[Records that describe figures]

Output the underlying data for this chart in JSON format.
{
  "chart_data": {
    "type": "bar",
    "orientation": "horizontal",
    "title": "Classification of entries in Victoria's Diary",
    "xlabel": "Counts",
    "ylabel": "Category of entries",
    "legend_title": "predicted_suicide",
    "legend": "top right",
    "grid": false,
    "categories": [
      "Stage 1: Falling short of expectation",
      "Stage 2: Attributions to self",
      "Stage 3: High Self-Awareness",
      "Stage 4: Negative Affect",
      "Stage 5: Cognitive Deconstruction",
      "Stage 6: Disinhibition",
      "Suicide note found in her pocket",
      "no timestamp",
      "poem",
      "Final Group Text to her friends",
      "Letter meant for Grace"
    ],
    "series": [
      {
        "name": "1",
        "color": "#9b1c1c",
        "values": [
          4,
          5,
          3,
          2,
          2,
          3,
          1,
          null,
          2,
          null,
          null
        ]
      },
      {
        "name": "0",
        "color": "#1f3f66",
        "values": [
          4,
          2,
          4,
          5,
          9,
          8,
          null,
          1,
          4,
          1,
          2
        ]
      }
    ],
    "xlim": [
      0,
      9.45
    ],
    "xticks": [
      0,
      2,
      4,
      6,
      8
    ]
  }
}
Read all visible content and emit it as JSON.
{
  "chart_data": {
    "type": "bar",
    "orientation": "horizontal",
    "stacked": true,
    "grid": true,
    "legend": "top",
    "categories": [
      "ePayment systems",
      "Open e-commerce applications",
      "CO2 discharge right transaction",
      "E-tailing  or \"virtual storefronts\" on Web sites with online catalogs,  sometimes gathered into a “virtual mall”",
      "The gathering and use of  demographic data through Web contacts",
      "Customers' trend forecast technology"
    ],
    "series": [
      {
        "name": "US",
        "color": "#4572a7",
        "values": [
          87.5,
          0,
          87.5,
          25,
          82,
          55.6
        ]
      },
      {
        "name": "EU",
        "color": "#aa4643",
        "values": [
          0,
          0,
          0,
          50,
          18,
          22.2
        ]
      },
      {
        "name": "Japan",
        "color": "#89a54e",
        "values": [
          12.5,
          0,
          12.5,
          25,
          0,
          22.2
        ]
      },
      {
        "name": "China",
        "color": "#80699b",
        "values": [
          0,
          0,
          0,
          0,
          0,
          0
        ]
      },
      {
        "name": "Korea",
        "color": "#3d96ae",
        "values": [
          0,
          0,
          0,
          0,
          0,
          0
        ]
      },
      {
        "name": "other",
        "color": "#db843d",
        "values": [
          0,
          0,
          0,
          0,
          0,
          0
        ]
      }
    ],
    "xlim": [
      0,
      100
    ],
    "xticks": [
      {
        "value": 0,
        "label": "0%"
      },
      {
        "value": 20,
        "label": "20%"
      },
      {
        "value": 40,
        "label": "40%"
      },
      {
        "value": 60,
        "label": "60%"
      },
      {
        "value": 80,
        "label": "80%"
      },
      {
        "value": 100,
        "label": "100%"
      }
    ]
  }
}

_Written exercise_: Find "right". Copy every line it occurs in.

_Final result_:
    "legend": "top right",
      "CO2 discharge right transaction",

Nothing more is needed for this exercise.